== Task requirements ==
Say how many lines of these entries include the word "Comfort", and answer with the number alone.

== Entries ==
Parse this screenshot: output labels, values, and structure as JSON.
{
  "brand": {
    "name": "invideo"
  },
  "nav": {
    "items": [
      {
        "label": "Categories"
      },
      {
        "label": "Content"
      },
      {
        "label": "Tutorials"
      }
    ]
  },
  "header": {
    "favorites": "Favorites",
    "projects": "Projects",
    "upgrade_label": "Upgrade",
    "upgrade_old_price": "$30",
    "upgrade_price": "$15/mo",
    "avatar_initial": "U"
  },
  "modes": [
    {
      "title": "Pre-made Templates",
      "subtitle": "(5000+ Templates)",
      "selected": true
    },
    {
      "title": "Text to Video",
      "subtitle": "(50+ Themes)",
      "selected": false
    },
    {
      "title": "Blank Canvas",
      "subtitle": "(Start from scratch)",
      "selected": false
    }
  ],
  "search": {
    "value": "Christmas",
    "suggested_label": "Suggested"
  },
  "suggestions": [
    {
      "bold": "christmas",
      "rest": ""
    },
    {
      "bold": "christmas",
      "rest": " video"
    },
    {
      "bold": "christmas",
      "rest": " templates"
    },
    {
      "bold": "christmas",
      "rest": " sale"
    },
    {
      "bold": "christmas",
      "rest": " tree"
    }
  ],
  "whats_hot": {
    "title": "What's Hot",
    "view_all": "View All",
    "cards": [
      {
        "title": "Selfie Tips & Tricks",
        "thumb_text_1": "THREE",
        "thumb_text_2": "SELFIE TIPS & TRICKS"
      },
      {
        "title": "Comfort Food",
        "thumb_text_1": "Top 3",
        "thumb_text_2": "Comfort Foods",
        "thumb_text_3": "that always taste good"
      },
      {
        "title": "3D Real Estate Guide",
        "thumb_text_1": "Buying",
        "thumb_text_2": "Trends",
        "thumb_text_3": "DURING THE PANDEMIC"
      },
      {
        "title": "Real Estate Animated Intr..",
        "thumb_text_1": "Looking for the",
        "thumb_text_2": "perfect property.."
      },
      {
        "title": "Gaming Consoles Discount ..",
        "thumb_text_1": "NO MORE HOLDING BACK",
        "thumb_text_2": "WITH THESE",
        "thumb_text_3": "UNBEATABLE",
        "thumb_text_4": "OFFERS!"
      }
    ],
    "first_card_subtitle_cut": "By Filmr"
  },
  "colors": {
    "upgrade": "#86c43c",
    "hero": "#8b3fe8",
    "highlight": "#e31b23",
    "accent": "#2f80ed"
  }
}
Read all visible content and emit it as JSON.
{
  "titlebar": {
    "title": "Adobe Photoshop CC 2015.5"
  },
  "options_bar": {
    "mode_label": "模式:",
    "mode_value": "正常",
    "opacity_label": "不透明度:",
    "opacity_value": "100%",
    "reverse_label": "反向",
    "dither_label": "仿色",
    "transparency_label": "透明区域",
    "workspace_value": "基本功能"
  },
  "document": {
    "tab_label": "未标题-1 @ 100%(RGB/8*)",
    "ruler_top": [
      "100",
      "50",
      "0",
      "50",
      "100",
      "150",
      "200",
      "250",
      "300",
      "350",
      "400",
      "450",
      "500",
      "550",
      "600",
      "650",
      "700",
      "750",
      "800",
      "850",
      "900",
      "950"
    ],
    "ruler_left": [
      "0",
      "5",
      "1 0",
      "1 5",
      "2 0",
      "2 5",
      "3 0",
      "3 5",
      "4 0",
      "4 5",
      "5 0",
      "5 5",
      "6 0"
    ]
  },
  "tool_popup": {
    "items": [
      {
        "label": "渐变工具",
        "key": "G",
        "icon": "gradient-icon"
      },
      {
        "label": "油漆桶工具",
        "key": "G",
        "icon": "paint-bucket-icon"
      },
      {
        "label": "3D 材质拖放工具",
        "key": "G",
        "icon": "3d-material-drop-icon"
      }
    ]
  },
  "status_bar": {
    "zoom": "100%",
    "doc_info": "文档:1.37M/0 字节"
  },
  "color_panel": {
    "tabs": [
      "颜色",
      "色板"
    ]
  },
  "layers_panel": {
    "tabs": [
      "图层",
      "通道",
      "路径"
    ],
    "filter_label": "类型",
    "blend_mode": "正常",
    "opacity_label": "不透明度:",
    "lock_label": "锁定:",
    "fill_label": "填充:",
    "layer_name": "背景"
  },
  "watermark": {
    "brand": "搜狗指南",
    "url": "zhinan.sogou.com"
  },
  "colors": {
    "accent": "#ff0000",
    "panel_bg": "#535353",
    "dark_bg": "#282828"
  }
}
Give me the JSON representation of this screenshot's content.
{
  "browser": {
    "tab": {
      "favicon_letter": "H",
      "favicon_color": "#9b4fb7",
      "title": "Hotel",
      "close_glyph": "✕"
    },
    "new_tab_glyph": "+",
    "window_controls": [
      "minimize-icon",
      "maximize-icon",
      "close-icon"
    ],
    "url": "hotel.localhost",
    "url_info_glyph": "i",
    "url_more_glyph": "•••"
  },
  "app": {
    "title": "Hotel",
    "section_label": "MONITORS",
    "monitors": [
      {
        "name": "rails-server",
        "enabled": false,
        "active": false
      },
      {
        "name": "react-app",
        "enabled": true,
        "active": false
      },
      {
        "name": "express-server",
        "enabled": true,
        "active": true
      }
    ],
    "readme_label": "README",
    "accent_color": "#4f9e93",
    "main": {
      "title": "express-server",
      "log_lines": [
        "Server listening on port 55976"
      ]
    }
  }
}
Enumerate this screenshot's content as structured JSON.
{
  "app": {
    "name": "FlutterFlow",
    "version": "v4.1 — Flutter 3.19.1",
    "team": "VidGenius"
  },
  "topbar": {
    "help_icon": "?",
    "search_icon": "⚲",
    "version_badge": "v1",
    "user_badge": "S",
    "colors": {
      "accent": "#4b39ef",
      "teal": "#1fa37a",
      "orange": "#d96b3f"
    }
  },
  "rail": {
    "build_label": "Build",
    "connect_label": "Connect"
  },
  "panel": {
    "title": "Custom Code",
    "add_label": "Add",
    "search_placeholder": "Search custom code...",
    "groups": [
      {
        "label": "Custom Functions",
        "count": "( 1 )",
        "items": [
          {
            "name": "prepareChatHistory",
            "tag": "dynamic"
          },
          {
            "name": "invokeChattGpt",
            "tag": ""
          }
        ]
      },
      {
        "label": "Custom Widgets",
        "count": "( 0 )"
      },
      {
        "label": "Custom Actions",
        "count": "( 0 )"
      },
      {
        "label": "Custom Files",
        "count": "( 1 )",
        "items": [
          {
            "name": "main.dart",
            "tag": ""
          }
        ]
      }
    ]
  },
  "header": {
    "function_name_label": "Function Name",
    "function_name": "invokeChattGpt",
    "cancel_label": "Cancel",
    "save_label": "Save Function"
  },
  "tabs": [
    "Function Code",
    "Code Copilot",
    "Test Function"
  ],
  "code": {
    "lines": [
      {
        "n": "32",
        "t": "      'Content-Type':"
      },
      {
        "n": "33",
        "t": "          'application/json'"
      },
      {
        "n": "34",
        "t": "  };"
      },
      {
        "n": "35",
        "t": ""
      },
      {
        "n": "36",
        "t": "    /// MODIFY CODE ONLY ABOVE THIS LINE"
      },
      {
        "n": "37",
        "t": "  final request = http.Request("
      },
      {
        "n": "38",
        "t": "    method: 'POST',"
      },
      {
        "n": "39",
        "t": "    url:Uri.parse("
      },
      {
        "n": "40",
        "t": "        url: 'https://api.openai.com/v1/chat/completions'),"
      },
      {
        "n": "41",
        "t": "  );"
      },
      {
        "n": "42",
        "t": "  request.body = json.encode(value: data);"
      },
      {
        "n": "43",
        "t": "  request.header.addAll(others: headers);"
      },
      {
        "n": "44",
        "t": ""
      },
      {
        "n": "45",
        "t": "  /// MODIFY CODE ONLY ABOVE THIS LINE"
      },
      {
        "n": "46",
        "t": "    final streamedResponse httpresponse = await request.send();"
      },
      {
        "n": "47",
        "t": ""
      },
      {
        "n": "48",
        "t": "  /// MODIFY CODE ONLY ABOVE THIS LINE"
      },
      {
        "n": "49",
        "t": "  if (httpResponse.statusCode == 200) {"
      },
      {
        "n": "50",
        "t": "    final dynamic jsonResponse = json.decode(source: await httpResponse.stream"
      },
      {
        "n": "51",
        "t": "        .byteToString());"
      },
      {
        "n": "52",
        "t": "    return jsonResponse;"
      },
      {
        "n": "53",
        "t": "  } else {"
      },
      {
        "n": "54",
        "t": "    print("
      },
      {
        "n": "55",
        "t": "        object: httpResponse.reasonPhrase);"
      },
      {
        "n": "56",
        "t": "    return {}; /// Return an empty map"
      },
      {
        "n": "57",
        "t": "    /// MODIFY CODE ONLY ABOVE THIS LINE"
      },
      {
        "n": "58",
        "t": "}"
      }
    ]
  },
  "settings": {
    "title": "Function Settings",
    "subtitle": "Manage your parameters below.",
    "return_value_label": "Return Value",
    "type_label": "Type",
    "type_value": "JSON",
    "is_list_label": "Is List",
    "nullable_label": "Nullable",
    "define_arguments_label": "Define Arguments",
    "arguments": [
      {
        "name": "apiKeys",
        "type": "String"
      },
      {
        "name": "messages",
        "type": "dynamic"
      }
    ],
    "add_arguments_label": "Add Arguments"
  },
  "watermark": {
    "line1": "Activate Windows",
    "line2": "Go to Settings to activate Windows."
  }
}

== Written answer ==
2